Given request: Each entry below should be returned exactly as is, with the pictures removed.

Records provided:

##########

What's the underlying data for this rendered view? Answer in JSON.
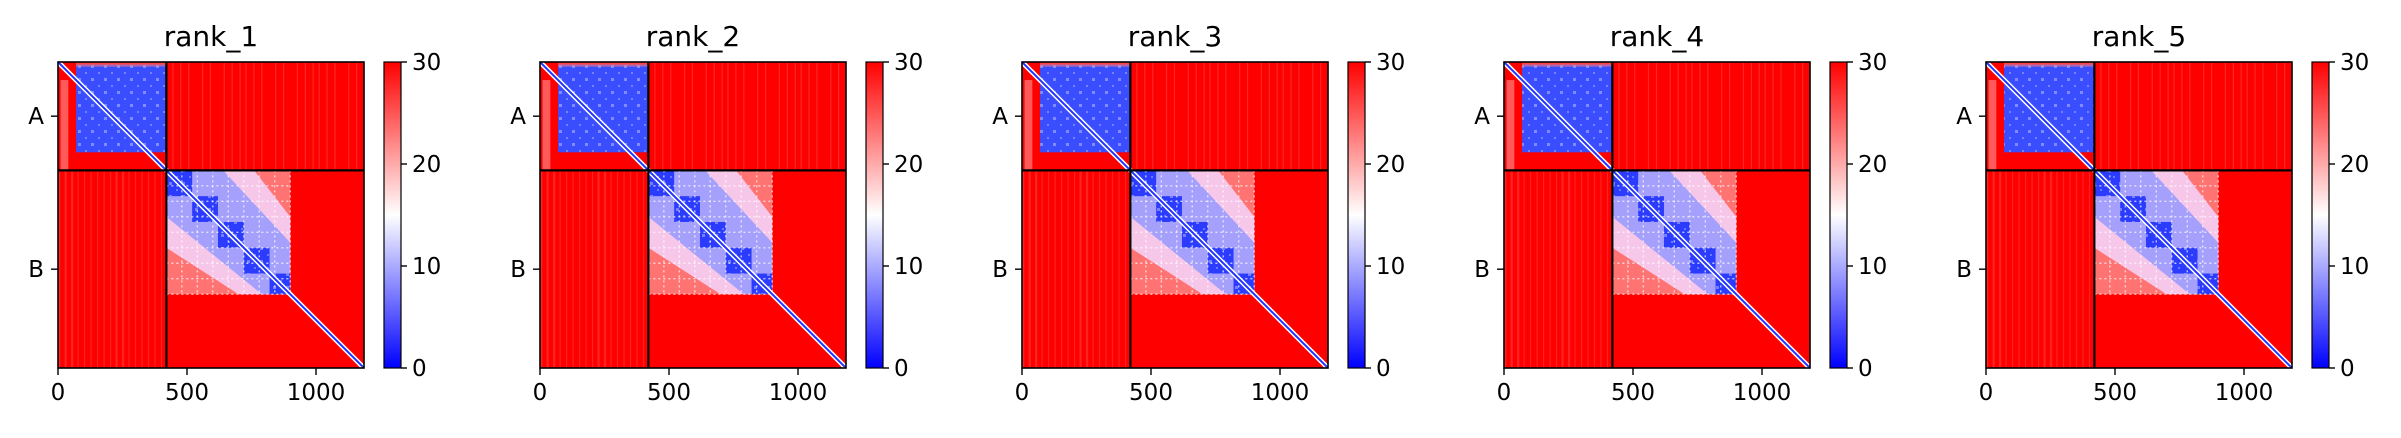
{
  "chart_data": {
    "type": "heatmap",
    "panels": [
      {
        "title": "rank_1"
      },
      {
        "title": "rank_2"
      },
      {
        "title": "rank_3"
      },
      {
        "title": "rank_4"
      },
      {
        "title": "rank_5"
      }
    ],
    "x_range": [
      0,
      1186
    ],
    "x_ticks": [
      0,
      500,
      1000
    ],
    "x_tick_labels": [
      "0",
      "500",
      "1000"
    ],
    "chain_boundary": 420,
    "y_tick_labels": [
      "A",
      "B"
    ],
    "colorbar": {
      "min": 0,
      "max": 30,
      "ticks": [
        0,
        10,
        20,
        30
      ],
      "tick_labels": [
        "0",
        "10",
        "20",
        "30"
      ],
      "colors": {
        "low": "#0000ff",
        "mid": "#ffffff",
        "high": "#ff0000"
      }
    },
    "structure": {
      "chain_A_low_region": [
        70,
        420
      ],
      "chain_B_domains": [
        [
          420,
          520
        ],
        [
          520,
          620
        ],
        [
          620,
          720
        ],
        [
          720,
          820
        ],
        [
          820,
          900
        ]
      ],
      "chain_B_low_region": [
        420,
        900
      ],
      "diagonal": true
    },
    "grid": false
  }
}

##########

Task result:
What's the underlying data for this rendered view? Answer in JSON.
{
  "chart_data": {
    "type": "heatmap",
    "panels": [
      {
        "title": "rank_1"
      },
      {
        "title": "rank_2"
      },
      {
        "title": "rank_3"
      },
      {
        "title": "rank_4"
      },
      {
        "title": "rank_5"
      }
    ],
    "x_range": [
      0,
      1186
    ],
    "x_ticks": [
      0,
      500,
      1000
    ],
    "x_tick_labels": [
      "0",
      "500",
      "1000"
    ],
    "chain_boundary": 420,
    "y_tick_labels": [
      "A",
      "B"
    ],
    "colorbar": {
      "min": 0,
      "max": 30,
      "ticks": [
        0,
        10,
        20,
        30
      ],
      "tick_labels": [
        "0",
        "10",
        "20",
        "30"
      ],
      "colors": {
        "low": "#0000ff",
        "mid": "#ffffff",
        "high": "#ff0000"
      }
    },
    "structure": {
      "chain_A_low_region": [
        70,
        420
      ],
      "chain_B_domains": [
        [
          420,
          520
        ],
        [
          520,
          620
        ],
        [
          620,
          720
        ],
        [
          720,
          820
        ],
        [
          820,
          900
        ]
      ],
      "chain_B_low_region": [
        420,
        900
      ],
      "diagonal": true
    },
    "grid": false
  }
}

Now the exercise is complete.